§ **Source text**:
::::::::::

All this does beg the question: why does an FCA-regulated company such as World First never cross the line – while so many others are happy and eager to do so regularly? What is it about a boring old currency transfer service that sets it apart from “advisers” who routinely sign off DB pension transfers or who openly provide regulated services without being regulated?
We know from the British Steel debacle that out and out scams can easily be perpetrated right under the very nose of the FCA – with Active Wealth and Celtic Wealth having earned fortunes out of flogging collapsible flats in Cape Verde to the steelworkers for their pension investents. We know that Gerard Associates openly aided and abetted serial scammer Stephen Ward in the London Quantum scam – investing victims’ pension funds in all sorts of crap such as Dolphin and eucalyptus forests. (Gary Barlow’s Gerard Associates is still on the FCA register btw!).
More recently we know that the FCA deliberately turned a blind eye to the obvious investment scam London Capital & Finance, and that Hargreaves Lansdown was openly and brazenly promoting Neil Woodford’s high-risk and illiquid Woodford Equity and Income fund (now suspended). It is public knowledge that the FCA’s obscenely overpaid chief Andrew Bailey has long since lost interest in the boring task of regulating as he only has eyes for the top spot at the Bank of England (God help us!).

::::::::::

§ **Raw records**:
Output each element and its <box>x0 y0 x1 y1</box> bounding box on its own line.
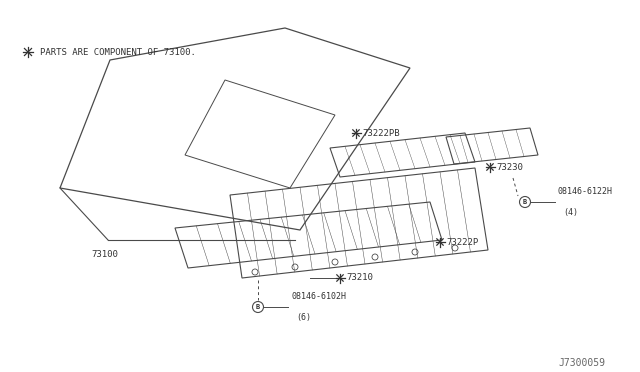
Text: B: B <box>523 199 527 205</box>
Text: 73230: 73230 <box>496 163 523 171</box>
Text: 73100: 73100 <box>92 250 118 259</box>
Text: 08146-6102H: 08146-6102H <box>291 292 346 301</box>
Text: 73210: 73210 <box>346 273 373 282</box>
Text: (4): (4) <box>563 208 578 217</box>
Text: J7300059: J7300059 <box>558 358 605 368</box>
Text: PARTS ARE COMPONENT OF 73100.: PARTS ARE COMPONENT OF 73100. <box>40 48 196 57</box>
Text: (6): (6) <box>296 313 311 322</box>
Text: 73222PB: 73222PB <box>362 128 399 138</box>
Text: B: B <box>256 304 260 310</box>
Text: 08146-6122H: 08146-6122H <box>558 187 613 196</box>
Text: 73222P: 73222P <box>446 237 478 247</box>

::::::::::

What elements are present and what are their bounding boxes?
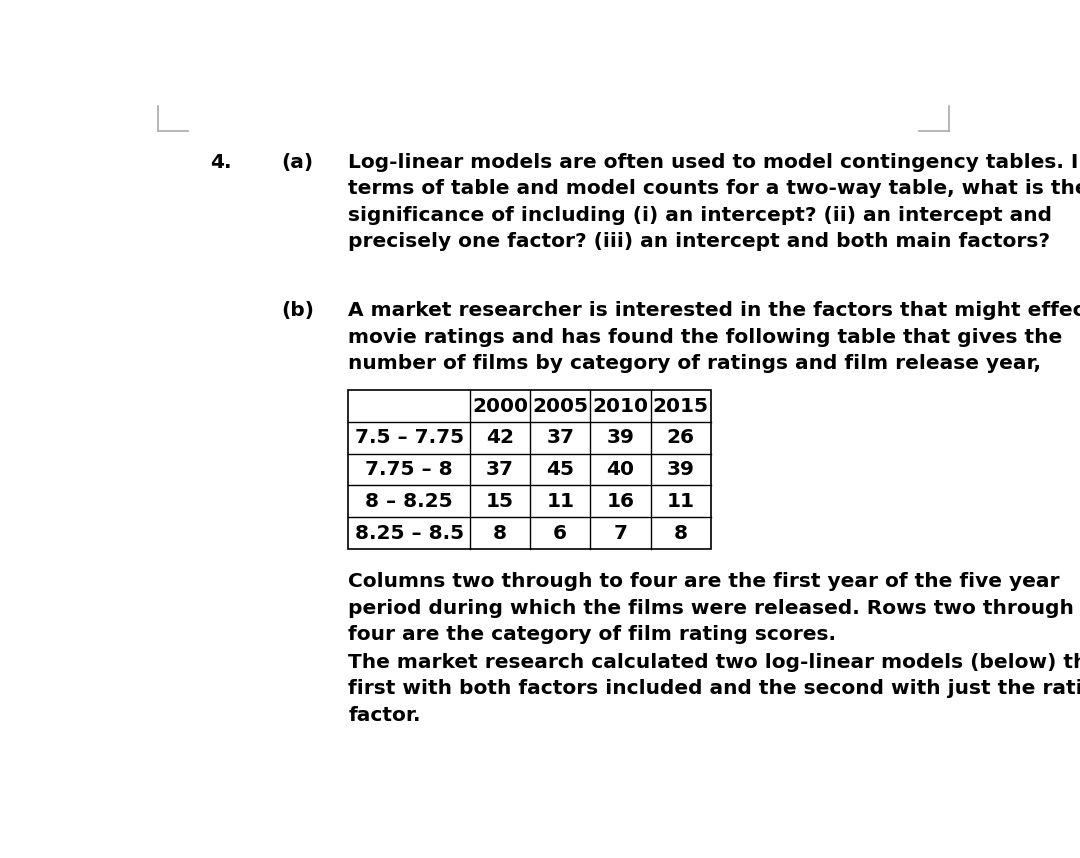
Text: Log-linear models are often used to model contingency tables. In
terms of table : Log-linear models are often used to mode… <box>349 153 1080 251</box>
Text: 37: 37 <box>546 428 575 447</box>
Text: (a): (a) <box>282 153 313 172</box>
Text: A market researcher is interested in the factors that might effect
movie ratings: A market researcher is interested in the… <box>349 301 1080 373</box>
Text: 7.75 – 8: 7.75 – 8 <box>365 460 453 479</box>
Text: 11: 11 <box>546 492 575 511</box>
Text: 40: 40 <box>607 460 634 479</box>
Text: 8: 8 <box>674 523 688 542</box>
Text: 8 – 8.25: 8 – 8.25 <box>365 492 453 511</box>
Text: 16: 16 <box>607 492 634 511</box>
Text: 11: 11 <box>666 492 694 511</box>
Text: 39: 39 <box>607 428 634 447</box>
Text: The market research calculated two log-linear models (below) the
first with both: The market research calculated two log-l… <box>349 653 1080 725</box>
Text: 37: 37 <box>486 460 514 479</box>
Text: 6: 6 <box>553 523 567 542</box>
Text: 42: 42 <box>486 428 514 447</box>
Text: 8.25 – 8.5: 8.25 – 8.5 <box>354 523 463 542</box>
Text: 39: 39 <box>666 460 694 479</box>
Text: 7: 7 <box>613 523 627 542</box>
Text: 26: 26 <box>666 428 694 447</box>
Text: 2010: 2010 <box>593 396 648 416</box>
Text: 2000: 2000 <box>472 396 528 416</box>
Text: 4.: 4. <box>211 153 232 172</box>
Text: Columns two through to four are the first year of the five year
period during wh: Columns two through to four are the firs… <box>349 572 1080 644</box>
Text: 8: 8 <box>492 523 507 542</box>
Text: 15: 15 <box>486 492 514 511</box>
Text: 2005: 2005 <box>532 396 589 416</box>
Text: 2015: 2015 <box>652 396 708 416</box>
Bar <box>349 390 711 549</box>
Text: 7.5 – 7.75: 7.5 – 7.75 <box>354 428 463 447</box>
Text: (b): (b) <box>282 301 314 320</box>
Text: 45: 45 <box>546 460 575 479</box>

::::::::::

§ **Instructions**:
#1 From the FCA passage, quote the portion between "We know from" and "FCA register btw!).", inclusive.
#2 In the FCA passage, what did Active Wealth and Celtic Wealth sell to the steelworkers?

§ **Solutions below**:
#1
We know from the British Steel debacle that out and out scams can easily be perpetrated right under the very nose of the FCA – with Active Wealth and Celtic Wealth having earned fortunes out of flogging collapsible flats in Cape Verde to the steelworkers for their pension investents. We know that Gerard Associates openly aided and abetted serial scammer Stephen Ward in the London Quantum scam – investing victims’ pension funds in all sorts of crap such as Dolphin and eucalyptus forests. (Gary Barlow’s Gerard Associates is still on the FCA register btw!).

#2 Collapsible flats in Cape Verde.